* Start *

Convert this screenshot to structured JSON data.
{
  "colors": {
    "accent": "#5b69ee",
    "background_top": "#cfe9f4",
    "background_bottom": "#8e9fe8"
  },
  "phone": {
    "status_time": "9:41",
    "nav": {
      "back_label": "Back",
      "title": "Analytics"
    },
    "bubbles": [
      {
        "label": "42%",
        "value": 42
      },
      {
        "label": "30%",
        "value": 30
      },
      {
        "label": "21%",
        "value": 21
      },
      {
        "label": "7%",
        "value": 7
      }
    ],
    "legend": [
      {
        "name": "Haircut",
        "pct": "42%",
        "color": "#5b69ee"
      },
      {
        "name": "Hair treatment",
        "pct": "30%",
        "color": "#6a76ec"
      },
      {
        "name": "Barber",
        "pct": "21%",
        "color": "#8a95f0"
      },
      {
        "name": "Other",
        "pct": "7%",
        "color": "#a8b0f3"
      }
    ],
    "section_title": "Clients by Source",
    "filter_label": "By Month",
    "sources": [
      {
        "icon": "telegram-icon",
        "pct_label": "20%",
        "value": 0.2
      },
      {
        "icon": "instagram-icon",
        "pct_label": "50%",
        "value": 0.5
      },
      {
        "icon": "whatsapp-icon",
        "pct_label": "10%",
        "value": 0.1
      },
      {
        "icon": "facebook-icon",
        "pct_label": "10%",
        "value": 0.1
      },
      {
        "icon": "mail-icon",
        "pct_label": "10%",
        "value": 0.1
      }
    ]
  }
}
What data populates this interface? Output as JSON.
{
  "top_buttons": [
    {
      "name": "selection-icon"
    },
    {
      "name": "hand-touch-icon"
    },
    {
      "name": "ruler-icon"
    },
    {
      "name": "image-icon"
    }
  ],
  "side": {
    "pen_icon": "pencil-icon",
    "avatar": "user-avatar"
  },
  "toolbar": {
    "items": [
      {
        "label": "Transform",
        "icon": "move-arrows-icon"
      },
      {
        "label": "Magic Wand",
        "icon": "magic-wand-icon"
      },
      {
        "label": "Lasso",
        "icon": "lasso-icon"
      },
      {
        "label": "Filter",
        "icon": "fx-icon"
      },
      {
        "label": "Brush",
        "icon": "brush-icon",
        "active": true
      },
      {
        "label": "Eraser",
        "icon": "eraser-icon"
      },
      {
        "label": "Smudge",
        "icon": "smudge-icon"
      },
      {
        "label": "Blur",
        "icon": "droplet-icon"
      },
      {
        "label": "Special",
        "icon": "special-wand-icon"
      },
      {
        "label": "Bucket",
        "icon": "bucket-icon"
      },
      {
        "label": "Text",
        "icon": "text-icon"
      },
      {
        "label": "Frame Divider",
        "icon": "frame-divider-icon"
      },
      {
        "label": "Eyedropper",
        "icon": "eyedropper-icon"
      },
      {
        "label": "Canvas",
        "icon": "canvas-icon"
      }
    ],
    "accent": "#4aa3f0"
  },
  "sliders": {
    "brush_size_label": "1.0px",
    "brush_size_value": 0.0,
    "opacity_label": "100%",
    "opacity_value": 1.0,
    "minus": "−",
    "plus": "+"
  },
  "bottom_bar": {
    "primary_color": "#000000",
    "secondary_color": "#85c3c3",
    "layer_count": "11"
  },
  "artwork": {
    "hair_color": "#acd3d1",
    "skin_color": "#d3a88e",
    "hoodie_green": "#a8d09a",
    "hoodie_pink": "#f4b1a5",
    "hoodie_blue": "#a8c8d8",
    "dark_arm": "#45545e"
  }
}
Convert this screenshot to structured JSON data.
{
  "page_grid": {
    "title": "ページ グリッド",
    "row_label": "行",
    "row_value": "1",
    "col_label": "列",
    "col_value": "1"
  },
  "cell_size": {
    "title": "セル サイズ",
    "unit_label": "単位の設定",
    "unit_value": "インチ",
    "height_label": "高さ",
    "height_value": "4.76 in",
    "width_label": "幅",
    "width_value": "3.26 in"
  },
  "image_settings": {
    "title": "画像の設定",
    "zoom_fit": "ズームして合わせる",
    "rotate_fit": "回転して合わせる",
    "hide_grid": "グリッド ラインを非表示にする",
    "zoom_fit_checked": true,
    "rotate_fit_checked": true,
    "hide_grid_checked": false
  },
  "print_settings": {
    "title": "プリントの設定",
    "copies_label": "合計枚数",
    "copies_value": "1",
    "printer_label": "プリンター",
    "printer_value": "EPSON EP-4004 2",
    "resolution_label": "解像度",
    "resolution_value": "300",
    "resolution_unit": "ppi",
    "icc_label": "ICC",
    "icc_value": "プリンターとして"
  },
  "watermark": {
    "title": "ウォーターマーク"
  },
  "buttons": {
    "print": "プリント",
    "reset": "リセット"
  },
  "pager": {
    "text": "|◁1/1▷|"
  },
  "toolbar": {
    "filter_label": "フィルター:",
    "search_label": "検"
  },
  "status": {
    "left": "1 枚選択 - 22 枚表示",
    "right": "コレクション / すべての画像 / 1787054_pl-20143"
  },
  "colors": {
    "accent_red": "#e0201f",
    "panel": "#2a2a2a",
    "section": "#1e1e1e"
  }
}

* End *

Exercise description: Give the entries again in full, exactly as they are written.

Correct response:
Convert this screenshot to structured JSON data.
{
  "colors": {
    "accent": "#5b69ee",
    "background_top": "#cfe9f4",
    "background_bottom": "#8e9fe8"
  },
  "phone": {
    "status_time": "9:41",
    "nav": {
      "back_label": "Back",
      "title": "Analytics"
    },
    "bubbles": [
      {
        "label": "42%",
        "value": 42
      },
      {
        "label": "30%",
        "value": 30
      },
      {
        "label": "21%",
        "value": 21
      },
      {
        "label": "7%",
        "value": 7
      }
    ],
    "legend": [
      {
        "name": "Haircut",
        "pct": "42%",
        "color": "#5b69ee"
      },
      {
        "name": "Hair treatment",
        "pct": "30%",
        "color": "#6a76ec"
      },
      {
        "name": "Barber",
        "pct": "21%",
        "color": "#8a95f0"
      },
      {
        "name": "Other",
        "pct": "7%",
        "color": "#a8b0f3"
      }
    ],
    "section_title": "Clients by Source",
    "filter_label": "By Month",
    "sources": [
      {
        "icon": "telegram-icon",
        "pct_label": "20%",
        "value": 0.2
      },
      {
        "icon": "instagram-icon",
        "pct_label": "50%",
        "value": 0.5
      },
      {
        "icon": "whatsapp-icon",
        "pct_label": "10%",
        "value": 0.1
      },
      {
        "icon": "facebook-icon",
        "pct_label": "10%",
        "value": 0.1
      },
      {
        "icon": "mail-icon",
        "pct_label": "10%",
        "value": 0.1
      }
    ]
  }
}
What data populates this interface? Output as JSON.
{
  "top_buttons": [
    {
      "name": "selection-icon"
    },
    {
      "name": "hand-touch-icon"
    },
    {
      "name": "ruler-icon"
    },
    {
      "name": "image-icon"
    }
  ],
  "side": {
    "pen_icon": "pencil-icon",
    "avatar": "user-avatar"
  },
  "toolbar": {
    "items": [
      {
        "label": "Transform",
        "icon": "move-arrows-icon"
      },
      {
        "label": "Magic Wand",
        "icon": "magic-wand-icon"
      },
      {
        "label": "Lasso",
        "icon": "lasso-icon"
      },
      {
        "label": "Filter",
        "icon": "fx-icon"
      },
      {
        "label": "Brush",
        "icon": "brush-icon",
        "active": true
      },
      {
        "label": "Eraser",
        "icon": "eraser-icon"
      },
      {
        "label": "Smudge",
        "icon": "smudge-icon"
      },
      {
        "label": "Blur",
        "icon": "droplet-icon"
      },
      {
        "label": "Special",
        "icon": "special-wand-icon"
      },
      {
        "label": "Bucket",
        "icon": "bucket-icon"
      },
      {
        "label": "Text",
        "icon": "text-icon"
      },
      {
        "label": "Frame Divider",
        "icon": "frame-divider-icon"
      },
      {
        "label": "Eyedropper",
        "icon": "eyedropper-icon"
      },
      {
        "label": "Canvas",
        "icon": "canvas-icon"
      }
    ],
    "accent": "#4aa3f0"
  },
  "sliders": {
    "brush_size_label": "1.0px",
    "brush_size_value": 0.0,
    "opacity_label": "100%",
    "opacity_value": 1.0,
    "minus": "−",
    "plus": "+"
  },
  "bottom_bar": {
    "primary_color": "#000000",
    "secondary_color": "#85c3c3",
    "layer_count": "11"
  },
  "artwork": {
    "hair_color": "#acd3d1",
    "skin_color": "#d3a88e",
    "hoodie_green": "#a8d09a",
    "hoodie_pink": "#f4b1a5",
    "hoodie_blue": "#a8c8d8",
    "dark_arm": "#45545e"
  }
}
Convert this screenshot to structured JSON data.
{
  "page_grid": {
    "title": "ページ グリッド",
    "row_label": "行",
    "row_value": "1",
    "col_label": "列",
    "col_value": "1"
  },
  "cell_size": {
    "title": "セル サイズ",
    "unit_label": "単位の設定",
    "unit_value": "インチ",
    "height_label": "高さ",
    "height_value": "4.76 in",
    "width_label": "幅",
    "width_value": "3.26 in"
  },
  "image_settings": {
    "title": "画像の設定",
    "zoom_fit": "ズームして合わせる",
    "rotate_fit": "回転して合わせる",
    "hide_grid": "グリッド ラインを非表示にする",
    "zoom_fit_checked": true,
    "rotate_fit_checked": true,
    "hide_grid_checked": false
  },
  "print_settings": {
    "title": "プリントの設定",
    "copies_label": "合計枚数",
    "copies_value": "1",
    "printer_label": "プリンター",
    "printer_value": "EPSON EP-4004 2",
    "resolution_label": "解像度",
    "resolution_value": "300",
    "resolution_unit": "ppi",
    "icc_label": "ICC",
    "icc_value": "プリンターとして"
  },
  "watermark": {
    "title": "ウォーターマーク"
  },
  "buttons": {
    "print": "プリント",
    "reset": "リセット"
  },
  "pager": {
    "text": "|◁1/1▷|"
  },
  "toolbar": {
    "filter_label": "フィルター:",
    "search_label": "検"
  },
  "status": {
    "left": "1 枚選択 - 22 枚表示",
    "right": "コレクション / すべての画像 / 1787054_pl-20143"
  },
  "colors": {
    "accent_red": "#e0201f",
    "panel": "#2a2a2a",
    "section": "#1e1e1e"
  }
}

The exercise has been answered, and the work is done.